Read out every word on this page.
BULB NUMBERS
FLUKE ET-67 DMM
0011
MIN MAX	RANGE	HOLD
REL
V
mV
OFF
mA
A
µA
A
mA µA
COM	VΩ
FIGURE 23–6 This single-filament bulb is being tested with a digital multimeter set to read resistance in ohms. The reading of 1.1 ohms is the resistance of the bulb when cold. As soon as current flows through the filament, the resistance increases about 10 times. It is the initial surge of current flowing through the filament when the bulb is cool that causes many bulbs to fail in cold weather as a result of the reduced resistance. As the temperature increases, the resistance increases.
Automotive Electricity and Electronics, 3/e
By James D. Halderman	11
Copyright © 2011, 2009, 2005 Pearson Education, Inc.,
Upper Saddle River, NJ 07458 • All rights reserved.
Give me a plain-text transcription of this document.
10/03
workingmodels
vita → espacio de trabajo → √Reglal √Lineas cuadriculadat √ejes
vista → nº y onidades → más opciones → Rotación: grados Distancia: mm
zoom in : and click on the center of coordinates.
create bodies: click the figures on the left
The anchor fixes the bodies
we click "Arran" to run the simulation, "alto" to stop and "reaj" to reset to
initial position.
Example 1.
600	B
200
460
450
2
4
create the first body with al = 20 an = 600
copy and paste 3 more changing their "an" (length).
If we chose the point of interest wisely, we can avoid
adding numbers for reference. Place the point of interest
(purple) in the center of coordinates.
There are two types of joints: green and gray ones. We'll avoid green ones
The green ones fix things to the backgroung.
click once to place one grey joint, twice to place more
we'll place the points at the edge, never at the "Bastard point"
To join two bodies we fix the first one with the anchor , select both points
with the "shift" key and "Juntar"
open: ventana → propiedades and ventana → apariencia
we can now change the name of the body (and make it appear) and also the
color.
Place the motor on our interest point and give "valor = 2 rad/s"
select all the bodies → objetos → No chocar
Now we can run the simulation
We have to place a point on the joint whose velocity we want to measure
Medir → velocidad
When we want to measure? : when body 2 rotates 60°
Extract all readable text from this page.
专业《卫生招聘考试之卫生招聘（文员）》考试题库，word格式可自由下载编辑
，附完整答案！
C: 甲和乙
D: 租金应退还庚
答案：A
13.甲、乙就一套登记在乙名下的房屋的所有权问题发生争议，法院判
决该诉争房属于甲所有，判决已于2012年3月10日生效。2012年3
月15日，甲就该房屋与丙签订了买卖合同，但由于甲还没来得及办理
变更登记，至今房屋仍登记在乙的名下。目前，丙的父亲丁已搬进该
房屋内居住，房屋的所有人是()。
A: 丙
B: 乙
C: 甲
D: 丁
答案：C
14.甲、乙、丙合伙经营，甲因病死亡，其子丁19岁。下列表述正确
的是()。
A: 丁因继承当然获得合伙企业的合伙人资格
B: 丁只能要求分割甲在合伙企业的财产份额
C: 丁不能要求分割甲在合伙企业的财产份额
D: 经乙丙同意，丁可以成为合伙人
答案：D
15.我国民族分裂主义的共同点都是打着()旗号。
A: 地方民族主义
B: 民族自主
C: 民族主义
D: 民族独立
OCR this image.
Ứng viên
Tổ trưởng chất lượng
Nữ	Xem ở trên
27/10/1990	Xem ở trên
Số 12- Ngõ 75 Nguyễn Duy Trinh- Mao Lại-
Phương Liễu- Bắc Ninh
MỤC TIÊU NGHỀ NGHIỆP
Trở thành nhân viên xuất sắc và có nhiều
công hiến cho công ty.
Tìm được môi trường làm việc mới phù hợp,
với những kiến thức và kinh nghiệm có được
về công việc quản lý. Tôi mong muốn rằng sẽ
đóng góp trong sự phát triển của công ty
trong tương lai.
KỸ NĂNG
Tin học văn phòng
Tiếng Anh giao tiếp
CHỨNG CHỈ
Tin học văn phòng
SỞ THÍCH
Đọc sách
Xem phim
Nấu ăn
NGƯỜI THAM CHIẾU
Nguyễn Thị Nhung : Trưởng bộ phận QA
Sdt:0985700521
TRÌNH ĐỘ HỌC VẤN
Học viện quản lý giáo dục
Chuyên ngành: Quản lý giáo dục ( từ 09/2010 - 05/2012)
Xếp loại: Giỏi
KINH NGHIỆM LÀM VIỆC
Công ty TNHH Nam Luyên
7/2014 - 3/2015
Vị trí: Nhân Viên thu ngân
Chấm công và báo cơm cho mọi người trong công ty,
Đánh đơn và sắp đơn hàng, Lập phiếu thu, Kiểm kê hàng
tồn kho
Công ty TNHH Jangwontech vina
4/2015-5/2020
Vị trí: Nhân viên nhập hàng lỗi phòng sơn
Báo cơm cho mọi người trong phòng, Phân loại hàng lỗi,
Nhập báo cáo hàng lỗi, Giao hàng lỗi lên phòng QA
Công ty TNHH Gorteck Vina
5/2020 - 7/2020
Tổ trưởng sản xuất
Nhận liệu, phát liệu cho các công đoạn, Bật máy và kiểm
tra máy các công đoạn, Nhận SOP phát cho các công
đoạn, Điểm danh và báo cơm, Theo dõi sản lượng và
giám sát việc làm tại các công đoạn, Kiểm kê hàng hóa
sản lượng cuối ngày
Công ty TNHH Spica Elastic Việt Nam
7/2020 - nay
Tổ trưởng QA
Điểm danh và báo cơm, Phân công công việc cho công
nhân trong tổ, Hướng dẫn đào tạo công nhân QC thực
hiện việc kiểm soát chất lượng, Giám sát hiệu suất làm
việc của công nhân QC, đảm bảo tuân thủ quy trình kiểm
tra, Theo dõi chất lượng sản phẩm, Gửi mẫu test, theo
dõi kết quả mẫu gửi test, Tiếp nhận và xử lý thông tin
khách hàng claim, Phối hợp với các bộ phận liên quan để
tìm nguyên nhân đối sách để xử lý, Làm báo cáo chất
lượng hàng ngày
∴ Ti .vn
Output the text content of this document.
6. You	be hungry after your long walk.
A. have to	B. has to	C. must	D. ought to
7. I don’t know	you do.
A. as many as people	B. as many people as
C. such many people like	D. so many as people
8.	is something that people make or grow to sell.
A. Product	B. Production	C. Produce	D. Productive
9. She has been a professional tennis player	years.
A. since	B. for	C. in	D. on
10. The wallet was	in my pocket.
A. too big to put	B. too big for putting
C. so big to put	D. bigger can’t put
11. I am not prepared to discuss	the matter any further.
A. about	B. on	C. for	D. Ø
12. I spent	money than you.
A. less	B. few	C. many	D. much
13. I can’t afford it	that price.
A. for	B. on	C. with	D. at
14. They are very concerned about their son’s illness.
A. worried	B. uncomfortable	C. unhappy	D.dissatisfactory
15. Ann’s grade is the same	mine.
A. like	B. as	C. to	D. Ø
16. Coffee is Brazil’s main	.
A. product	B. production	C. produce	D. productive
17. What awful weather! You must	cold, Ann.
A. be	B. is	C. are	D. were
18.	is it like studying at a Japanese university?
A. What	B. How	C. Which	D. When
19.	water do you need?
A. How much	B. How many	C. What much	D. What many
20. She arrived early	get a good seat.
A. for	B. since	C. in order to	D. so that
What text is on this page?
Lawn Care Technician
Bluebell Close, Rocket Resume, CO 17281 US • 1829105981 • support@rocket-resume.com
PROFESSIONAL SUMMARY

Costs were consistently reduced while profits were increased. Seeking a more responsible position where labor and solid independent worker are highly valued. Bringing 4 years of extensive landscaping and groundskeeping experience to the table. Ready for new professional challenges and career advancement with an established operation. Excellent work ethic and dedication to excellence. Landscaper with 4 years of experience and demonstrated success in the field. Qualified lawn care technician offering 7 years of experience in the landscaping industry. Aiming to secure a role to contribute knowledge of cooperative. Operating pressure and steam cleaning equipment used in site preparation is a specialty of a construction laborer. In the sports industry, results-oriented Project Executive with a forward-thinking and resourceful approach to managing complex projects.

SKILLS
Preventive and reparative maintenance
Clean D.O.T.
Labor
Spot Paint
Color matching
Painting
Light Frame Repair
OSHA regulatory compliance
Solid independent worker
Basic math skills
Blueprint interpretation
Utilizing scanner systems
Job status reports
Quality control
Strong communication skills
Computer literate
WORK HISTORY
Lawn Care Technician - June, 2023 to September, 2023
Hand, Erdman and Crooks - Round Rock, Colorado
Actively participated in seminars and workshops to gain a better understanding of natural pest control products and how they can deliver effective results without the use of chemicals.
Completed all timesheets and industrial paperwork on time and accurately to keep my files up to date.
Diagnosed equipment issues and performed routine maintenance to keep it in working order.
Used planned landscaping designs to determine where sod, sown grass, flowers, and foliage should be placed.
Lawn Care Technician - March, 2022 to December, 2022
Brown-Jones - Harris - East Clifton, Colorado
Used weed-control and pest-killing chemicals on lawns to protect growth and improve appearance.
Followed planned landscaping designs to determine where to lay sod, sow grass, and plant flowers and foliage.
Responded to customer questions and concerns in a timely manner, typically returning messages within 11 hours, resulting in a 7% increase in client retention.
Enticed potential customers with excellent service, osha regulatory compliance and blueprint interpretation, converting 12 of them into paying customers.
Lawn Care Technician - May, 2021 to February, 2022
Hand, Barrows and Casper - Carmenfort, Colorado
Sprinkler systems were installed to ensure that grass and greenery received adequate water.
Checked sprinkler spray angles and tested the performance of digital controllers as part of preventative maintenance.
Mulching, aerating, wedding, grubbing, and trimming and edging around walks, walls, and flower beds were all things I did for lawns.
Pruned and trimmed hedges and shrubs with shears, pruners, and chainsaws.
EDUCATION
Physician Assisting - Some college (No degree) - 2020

————

• _Problem_: Identify and copy lines that hold the string "first".

• _Task result_:
create the first body with al = 20 an = 600
To join two bodies we fix the first one with the anchor , select both points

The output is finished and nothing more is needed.